Reproduce the material in full, exactly as written.

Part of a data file
⟨

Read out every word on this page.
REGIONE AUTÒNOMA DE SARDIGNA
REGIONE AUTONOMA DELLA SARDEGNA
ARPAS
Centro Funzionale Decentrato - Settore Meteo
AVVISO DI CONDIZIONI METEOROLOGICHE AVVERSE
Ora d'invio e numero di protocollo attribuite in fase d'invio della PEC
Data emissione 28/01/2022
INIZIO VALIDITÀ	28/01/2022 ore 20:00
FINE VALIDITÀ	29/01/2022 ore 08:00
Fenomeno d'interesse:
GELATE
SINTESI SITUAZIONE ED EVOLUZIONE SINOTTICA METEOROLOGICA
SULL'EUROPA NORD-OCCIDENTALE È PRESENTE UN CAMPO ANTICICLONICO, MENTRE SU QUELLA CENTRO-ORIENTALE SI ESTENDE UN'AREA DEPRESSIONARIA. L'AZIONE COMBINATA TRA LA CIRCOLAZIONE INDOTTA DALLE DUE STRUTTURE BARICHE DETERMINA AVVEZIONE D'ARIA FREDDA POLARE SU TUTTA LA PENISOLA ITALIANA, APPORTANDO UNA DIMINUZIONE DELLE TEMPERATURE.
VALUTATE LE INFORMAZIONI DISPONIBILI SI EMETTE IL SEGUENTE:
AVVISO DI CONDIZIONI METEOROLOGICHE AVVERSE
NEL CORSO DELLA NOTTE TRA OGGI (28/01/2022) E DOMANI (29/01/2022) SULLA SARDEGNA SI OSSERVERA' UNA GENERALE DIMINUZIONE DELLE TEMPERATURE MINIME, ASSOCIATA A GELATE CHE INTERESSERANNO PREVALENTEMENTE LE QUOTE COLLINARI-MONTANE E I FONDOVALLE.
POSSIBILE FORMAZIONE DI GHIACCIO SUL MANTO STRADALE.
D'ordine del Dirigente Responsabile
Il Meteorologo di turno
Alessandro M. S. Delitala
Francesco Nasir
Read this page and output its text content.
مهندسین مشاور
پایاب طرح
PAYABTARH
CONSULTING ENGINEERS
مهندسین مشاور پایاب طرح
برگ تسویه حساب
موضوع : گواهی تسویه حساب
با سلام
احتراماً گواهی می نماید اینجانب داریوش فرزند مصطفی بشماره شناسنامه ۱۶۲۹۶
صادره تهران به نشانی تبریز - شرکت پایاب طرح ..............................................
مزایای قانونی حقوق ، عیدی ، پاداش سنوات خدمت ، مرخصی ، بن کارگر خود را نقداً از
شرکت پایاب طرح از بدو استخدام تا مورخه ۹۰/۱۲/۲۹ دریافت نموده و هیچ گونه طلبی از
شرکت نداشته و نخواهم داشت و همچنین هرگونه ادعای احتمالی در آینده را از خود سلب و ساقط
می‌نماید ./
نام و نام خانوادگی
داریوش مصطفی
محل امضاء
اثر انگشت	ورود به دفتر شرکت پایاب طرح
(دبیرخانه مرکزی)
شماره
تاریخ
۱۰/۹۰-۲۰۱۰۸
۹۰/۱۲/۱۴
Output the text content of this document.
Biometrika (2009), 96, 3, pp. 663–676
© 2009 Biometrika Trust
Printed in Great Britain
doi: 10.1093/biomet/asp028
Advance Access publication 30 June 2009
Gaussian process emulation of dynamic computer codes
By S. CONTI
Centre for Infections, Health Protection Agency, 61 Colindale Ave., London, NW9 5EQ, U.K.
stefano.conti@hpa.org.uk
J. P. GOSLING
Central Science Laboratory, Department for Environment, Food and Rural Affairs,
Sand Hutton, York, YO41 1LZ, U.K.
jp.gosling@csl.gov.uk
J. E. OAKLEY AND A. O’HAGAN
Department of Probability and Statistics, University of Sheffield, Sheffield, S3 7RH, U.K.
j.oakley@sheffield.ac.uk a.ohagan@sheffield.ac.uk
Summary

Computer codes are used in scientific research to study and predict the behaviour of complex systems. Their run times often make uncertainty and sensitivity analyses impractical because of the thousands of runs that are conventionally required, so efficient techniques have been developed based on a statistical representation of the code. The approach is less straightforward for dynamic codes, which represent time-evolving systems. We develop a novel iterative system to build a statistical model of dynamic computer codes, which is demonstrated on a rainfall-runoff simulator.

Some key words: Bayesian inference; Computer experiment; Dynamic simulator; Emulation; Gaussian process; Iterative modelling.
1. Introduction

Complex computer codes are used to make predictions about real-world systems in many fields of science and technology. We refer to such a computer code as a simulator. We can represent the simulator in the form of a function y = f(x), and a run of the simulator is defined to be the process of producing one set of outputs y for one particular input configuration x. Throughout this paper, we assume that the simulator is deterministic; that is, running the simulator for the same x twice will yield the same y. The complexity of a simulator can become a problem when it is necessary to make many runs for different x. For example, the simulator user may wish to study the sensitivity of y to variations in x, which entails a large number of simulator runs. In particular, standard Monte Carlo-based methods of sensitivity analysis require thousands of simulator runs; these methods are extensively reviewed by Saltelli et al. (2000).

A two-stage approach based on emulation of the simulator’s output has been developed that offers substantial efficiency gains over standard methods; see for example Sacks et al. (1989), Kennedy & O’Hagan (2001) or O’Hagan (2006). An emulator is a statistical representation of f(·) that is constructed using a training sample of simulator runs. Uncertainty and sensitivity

⟩

*Written reply*
Read out every word on this page.
REGIONE AUTÒNOMA DE SARDIGNA
REGIONE AUTONOMA DELLA SARDEGNA
ARPAS
Centro Funzionale Decentrato - Settore Meteo
AVVISO DI CONDIZIONI METEOROLOGICHE AVVERSE
Ora d'invio e numero di protocollo attribuite in fase d'invio della PEC
Data emissione 28/01/2022
INIZIO VALIDITÀ	28/01/2022 ore 20:00
FINE VALIDITÀ	29/01/2022 ore 08:00
Fenomeno d'interesse:
GELATE
SINTESI SITUAZIONE ED EVOLUZIONE SINOTTICA METEOROLOGICA
SULL'EUROPA NORD-OCCIDENTALE È PRESENTE UN CAMPO ANTICICLONICO, MENTRE SU QUELLA CENTRO-ORIENTALE SI ESTENDE UN'AREA DEPRESSIONARIA. L'AZIONE COMBINATA TRA LA CIRCOLAZIONE INDOTTA DALLE DUE STRUTTURE BARICHE DETERMINA AVVEZIONE D'ARIA FREDDA POLARE SU TUTTA LA PENISOLA ITALIANA, APPORTANDO UNA DIMINUZIONE DELLE TEMPERATURE.
VALUTATE LE INFORMAZIONI DISPONIBILI SI EMETTE IL SEGUENTE:
AVVISO DI CONDIZIONI METEOROLOGICHE AVVERSE
NEL CORSO DELLA NOTTE TRA OGGI (28/01/2022) E DOMANI (29/01/2022) SULLA SARDEGNA SI OSSERVERA' UNA GENERALE DIMINUZIONE DELLE TEMPERATURE MINIME, ASSOCIATA A GELATE CHE INTERESSERANNO PREVALENTEMENTE LE QUOTE COLLINARI-MONTANE E I FONDOVALLE.
POSSIBILE FORMAZIONE DI GHIACCIO SUL MANTO STRADALE.
D'ordine del Dirigente Responsabile
Il Meteorologo di turno
Alessandro M. S. Delitala
Francesco Nasir
Read this page and output its text content.
مهندسین مشاور
پایاب طرح
PAYABTARH
CONSULTING ENGINEERS
مهندسین مشاور پایاب طرح
برگ تسویه حساب
موضوع : گواهی تسویه حساب
با سلام
احتراماً گواهی می نماید اینجانب داریوش فرزند مصطفی بشماره شناسنامه ۱۶۲۹۶
صادره تهران به نشانی تبریز - شرکت پایاب طرح ..............................................
مزایای قانونی حقوق ، عیدی ، پاداش سنوات خدمت ، مرخصی ، بن کارگر خود را نقداً از
شرکت پایاب طرح از بدو استخدام تا مورخه ۹۰/۱۲/۲۹ دریافت نموده و هیچ گونه طلبی از
شرکت نداشته و نخواهم داشت و همچنین هرگونه ادعای احتمالی در آینده را از خود سلب و ساقط
می‌نماید ./
نام و نام خانوادگی
داریوش مصطفی
محل امضاء
اثر انگشت	ورود به دفتر شرکت پایاب طرح
(دبیرخانه مرکزی)
شماره
تاریخ
۱۰/۹۰-۲۰۱۰۸
۹۰/۱۲/۱۴
Output the text content of this document.
Biometrika (2009), 96, 3, pp. 663–676
© 2009 Biometrika Trust
Printed in Great Britain
doi: 10.1093/biomet/asp028
Advance Access publication 30 June 2009
Gaussian process emulation of dynamic computer codes
By S. CONTI
Centre for Infections, Health Protection Agency, 61 Colindale Ave., London, NW9 5EQ, U.K.
stefano.conti@hpa.org.uk
J. P. GOSLING
Central Science Laboratory, Department for Environment, Food and Rural Affairs,
Sand Hutton, York, YO41 1LZ, U.K.
jp.gosling@csl.gov.uk
J. E. OAKLEY AND A. O’HAGAN
Department of Probability and Statistics, University of Sheffield, Sheffield, S3 7RH, U.K.
j.oakley@sheffield.ac.uk a.ohagan@sheffield.ac.uk
Summary

Computer codes are used in scientific research to study and predict the behaviour of complex systems. Their run times often make uncertainty and sensitivity analyses impractical because of the thousands of runs that are conventionally required, so efficient techniques have been developed based on a statistical representation of the code. The approach is less straightforward for dynamic codes, which represent time-evolving systems. We develop a novel iterative system to build a statistical model of dynamic computer codes, which is demonstrated on a rainfall-runoff simulator.

Some key words: Bayesian inference; Computer experiment; Dynamic simulator; Emulation; Gaussian process; Iterative modelling.
1. Introduction

Complex computer codes are used to make predictions about real-world systems in many fields of science and technology. We refer to such a computer code as a simulator. We can represent the simulator in the form of a function y = f(x), and a run of the simulator is defined to be the process of producing one set of outputs y for one particular input configuration x. Throughout this paper, we assume that the simulator is deterministic; that is, running the simulator for the same x twice will yield the same y. The complexity of a simulator can become a problem when it is necessary to make many runs for different x. For example, the simulator user may wish to study the sensitivity of y to variations in x, which entails a large number of simulator runs. In particular, standard Monte Carlo-based methods of sensitivity analysis require thousands of simulator runs; these methods are extensively reviewed by Saltelli et al. (2000).

A two-stage approach based on emulation of the simulator’s output has been developed that offers substantial efficiency gains over standard methods; see for example Sacks et al. (1989), Kennedy & O’Hagan (2001) or O’Hagan (2006). An emulator is a statistical representation of f(·) that is constructed using a training sample of simulator runs. Uncertainty and sensitivity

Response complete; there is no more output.